[Data records]
----
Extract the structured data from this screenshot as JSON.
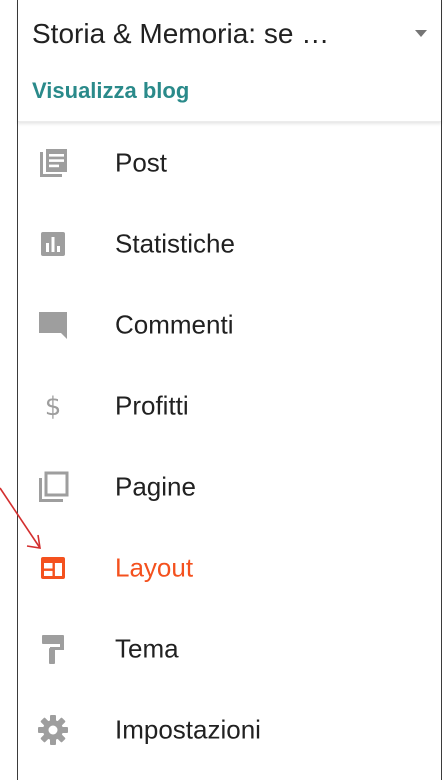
{
  "header": {
    "blog_title": "Storia & Memoria: se …",
    "view_blog_link": "Visualizza blog"
  },
  "sidebar": {
    "items": [
      {
        "label": "Post",
        "icon": "posts-icon"
      },
      {
        "label": "Statistiche",
        "icon": "stats-icon"
      },
      {
        "label": "Commenti",
        "icon": "comments-icon"
      },
      {
        "label": "Profitti",
        "icon": "dollar-icon"
      },
      {
        "label": "Pagine",
        "icon": "pages-icon"
      },
      {
        "label": "Layout",
        "icon": "layout-icon",
        "active": true
      },
      {
        "label": "Tema",
        "icon": "paint-roller-icon"
      },
      {
        "label": "Impostazioni",
        "icon": "gear-icon"
      }
    ]
  },
  "colors": {
    "accent": "#f4511e",
    "link": "#2a8a8a",
    "icon_gray": "#9e9e9e",
    "annotation_arrow": "#d32f2f"
  }
}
----
* Task
All entries must be written out again exactly as given, with no pictures in the copy.

* Problem solution
Extract the structured data from this screenshot as JSON.
{
  "header": {
    "blog_title": "Storia & Memoria: se …",
    "view_blog_link": "Visualizza blog"
  },
  "sidebar": {
    "items": [
      {
        "label": "Post",
        "icon": "posts-icon"
      },
      {
        "label": "Statistiche",
        "icon": "stats-icon"
      },
      {
        "label": "Commenti",
        "icon": "comments-icon"
      },
      {
        "label": "Profitti",
        "icon": "dollar-icon"
      },
      {
        "label": "Pagine",
        "icon": "pages-icon"
      },
      {
        "label": "Layout",
        "icon": "layout-icon",
        "active": true
      },
      {
        "label": "Tema",
        "icon": "paint-roller-icon"
      },
      {
        "label": "Impostazioni",
        "icon": "gear-icon"
      }
    ]
  },
  "colors": {
    "accent": "#f4511e",
    "link": "#2a8a8a",
    "icon_gray": "#9e9e9e",
    "annotation_arrow": "#d32f2f"
  }
}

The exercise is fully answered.